- Exercise instructions -
Locate all lines in the data below that hold "screenshot" and show them.

- Entries -
╭──

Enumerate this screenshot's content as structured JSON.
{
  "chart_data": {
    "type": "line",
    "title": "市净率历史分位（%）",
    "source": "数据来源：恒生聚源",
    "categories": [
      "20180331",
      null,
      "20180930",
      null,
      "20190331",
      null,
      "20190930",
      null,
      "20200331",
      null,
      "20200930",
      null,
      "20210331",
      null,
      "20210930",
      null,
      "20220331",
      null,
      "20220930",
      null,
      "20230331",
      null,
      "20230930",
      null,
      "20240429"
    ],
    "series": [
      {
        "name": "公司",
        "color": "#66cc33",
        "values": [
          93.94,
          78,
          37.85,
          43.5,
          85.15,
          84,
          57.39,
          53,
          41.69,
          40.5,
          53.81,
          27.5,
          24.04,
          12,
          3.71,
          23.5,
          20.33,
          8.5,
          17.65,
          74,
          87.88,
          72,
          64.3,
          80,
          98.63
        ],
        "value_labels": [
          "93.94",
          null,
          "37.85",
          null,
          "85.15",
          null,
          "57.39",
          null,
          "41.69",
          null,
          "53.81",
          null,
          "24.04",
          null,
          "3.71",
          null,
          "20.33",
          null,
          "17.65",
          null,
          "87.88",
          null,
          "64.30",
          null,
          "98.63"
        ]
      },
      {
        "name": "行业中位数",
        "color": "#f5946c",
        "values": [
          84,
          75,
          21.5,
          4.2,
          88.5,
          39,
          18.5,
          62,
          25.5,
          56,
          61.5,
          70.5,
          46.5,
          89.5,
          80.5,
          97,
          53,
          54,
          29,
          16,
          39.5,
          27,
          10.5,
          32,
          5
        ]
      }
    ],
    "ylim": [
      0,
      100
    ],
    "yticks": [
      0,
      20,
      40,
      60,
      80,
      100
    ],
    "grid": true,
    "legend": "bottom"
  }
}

╰──
╭──

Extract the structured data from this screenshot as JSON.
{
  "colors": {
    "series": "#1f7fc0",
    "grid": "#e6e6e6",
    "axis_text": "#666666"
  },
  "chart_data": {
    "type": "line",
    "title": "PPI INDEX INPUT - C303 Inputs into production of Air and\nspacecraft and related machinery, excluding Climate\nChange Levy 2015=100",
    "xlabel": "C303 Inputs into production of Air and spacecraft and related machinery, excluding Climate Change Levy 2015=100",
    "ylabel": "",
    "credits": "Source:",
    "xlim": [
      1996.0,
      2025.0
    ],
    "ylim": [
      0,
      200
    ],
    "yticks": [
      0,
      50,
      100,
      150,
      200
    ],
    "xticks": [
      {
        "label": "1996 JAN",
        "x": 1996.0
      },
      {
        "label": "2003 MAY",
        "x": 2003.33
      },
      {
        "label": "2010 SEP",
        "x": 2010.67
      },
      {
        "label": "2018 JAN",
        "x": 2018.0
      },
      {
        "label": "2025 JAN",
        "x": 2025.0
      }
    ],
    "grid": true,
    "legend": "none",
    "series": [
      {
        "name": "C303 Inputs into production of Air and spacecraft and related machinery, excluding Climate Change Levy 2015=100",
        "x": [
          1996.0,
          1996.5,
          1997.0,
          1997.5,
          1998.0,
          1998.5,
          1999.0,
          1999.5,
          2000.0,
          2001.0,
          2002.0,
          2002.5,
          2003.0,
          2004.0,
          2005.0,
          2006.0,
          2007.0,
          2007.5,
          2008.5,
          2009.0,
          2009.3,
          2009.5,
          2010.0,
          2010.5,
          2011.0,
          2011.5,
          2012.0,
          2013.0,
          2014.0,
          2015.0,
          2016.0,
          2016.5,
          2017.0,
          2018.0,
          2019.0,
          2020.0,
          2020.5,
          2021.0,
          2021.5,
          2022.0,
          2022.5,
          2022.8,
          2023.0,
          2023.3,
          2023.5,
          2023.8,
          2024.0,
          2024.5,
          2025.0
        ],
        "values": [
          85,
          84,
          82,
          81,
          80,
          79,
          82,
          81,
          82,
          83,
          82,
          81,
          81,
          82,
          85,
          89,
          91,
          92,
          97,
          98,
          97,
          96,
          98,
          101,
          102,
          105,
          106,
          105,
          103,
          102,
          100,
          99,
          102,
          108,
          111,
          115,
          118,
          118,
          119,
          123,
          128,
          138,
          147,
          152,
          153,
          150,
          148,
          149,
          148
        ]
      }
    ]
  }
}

╰──

- Written answer -
Enumerate this screenshot's content as structured JSON.
Extract the structured data from this screenshot as JSON.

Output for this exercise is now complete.